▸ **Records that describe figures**
|---|
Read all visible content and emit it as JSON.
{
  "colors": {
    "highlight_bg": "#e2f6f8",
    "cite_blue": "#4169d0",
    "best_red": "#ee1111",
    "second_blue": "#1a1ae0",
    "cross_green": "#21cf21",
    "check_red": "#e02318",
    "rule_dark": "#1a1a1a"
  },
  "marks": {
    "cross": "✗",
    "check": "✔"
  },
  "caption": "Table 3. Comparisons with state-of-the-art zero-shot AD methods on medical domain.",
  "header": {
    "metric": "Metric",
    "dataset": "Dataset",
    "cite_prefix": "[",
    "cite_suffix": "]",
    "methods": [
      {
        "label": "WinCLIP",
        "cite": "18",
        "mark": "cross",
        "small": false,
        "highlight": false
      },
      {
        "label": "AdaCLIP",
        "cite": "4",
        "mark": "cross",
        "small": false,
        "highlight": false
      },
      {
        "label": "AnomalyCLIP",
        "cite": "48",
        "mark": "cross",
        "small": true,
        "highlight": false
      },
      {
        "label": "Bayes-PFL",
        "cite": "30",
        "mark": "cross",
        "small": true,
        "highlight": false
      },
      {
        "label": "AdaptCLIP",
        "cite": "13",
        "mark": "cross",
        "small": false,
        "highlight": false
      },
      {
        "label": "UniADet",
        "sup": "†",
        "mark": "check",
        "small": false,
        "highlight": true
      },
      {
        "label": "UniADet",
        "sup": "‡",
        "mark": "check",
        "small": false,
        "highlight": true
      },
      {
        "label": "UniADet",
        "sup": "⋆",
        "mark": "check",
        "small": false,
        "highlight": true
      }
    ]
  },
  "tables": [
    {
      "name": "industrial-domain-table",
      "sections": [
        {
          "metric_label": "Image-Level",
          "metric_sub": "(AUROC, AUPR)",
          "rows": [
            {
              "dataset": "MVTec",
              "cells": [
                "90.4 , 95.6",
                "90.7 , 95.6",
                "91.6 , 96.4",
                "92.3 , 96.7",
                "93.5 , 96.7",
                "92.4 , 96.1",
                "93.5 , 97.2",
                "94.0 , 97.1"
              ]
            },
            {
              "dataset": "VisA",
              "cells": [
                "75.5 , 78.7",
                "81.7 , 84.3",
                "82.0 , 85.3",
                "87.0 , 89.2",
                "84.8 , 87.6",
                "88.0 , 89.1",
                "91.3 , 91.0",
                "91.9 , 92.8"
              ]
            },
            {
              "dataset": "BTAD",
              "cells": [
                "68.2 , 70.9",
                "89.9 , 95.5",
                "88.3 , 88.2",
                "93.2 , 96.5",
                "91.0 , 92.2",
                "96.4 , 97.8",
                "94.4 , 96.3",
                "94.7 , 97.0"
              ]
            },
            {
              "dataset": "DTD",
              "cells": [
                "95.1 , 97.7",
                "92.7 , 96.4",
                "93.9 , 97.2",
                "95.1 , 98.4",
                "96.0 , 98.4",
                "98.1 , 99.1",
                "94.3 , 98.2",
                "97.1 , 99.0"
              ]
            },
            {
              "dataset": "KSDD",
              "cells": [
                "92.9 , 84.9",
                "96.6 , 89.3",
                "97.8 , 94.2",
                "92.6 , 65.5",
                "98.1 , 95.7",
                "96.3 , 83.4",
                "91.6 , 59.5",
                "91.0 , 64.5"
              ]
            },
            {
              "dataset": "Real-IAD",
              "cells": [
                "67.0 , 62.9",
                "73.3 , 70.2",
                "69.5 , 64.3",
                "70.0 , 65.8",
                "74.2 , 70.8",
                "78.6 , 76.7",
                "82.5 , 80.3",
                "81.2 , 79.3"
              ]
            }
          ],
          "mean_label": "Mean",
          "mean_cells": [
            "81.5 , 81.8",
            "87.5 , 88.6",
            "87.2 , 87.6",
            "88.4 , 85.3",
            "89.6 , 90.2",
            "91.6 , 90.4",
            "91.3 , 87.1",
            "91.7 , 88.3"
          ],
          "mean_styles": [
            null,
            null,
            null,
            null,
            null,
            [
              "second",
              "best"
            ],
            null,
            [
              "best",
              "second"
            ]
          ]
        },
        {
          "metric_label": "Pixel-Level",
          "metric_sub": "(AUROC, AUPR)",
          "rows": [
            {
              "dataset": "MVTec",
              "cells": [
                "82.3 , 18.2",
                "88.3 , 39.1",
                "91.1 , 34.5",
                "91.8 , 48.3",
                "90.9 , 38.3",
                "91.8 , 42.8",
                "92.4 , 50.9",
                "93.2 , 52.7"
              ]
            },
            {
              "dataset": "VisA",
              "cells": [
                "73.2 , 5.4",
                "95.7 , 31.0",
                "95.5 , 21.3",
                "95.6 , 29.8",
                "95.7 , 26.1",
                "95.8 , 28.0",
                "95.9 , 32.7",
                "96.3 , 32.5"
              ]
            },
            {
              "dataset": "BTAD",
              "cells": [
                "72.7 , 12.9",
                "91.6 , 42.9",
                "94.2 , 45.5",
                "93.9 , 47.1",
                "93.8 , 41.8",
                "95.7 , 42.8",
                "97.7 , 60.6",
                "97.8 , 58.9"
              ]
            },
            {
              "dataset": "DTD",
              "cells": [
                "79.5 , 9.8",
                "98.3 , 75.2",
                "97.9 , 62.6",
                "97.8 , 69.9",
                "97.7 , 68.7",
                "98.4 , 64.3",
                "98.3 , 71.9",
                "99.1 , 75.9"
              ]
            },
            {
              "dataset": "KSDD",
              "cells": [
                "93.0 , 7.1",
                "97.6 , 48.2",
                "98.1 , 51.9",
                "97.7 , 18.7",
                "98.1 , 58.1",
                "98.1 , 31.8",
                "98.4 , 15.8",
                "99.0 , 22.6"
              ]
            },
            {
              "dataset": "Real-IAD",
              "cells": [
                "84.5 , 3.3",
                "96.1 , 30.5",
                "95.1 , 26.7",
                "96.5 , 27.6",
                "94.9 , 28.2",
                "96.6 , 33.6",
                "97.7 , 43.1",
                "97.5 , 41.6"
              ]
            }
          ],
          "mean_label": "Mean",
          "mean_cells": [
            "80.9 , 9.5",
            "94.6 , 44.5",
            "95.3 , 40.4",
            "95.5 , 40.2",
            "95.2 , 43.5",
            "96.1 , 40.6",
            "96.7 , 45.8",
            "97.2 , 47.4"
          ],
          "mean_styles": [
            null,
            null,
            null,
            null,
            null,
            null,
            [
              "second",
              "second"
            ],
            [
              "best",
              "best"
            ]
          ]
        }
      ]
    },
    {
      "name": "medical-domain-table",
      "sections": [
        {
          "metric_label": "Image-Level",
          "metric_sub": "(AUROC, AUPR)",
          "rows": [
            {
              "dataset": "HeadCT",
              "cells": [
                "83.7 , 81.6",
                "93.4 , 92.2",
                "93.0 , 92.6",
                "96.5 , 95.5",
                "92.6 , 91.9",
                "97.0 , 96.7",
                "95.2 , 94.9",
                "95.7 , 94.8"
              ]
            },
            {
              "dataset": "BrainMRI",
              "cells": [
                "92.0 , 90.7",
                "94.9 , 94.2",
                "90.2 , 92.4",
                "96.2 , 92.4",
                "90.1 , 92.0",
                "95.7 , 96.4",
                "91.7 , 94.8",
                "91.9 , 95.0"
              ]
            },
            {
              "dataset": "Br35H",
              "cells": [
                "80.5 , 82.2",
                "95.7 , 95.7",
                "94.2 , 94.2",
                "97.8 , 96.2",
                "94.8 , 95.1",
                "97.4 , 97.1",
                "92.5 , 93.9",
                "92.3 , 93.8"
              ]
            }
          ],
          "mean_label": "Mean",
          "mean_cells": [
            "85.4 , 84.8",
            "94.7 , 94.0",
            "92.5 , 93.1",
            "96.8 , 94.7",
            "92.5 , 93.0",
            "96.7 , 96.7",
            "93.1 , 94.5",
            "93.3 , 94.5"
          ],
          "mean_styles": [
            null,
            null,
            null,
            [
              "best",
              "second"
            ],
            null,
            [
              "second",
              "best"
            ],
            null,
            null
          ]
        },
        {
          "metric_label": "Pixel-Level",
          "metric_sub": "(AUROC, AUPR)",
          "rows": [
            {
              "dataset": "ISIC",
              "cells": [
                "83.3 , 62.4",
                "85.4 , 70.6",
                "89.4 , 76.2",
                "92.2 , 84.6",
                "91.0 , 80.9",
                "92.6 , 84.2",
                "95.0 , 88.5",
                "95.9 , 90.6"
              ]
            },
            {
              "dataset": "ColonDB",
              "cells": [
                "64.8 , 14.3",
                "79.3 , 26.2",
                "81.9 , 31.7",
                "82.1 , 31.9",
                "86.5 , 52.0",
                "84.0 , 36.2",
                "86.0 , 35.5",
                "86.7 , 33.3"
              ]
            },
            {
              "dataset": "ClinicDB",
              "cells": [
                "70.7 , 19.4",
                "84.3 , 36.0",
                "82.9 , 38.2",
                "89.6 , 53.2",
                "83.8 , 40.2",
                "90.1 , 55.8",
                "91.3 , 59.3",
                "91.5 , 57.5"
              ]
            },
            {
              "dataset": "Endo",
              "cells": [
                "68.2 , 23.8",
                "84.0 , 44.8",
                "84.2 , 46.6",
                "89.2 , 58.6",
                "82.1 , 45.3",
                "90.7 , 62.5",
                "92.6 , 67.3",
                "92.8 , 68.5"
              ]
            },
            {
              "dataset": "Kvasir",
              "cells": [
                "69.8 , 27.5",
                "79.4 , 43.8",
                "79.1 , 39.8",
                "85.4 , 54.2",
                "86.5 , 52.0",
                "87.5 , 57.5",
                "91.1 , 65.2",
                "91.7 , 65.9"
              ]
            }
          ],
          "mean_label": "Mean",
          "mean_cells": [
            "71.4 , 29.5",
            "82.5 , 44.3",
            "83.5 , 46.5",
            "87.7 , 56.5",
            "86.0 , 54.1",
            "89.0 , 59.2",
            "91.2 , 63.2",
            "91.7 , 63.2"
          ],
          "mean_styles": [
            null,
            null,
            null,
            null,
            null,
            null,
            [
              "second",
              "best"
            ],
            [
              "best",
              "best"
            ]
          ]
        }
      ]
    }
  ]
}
|---|
▸ **PROBLEM REQUIREMENTS**
Copy every line of the listing where the word "name" appears.

▸ **OUTPUT FOR THIS EXERCISE**
      "name": "industrial-domain-table",
      "name": "medical-domain-table",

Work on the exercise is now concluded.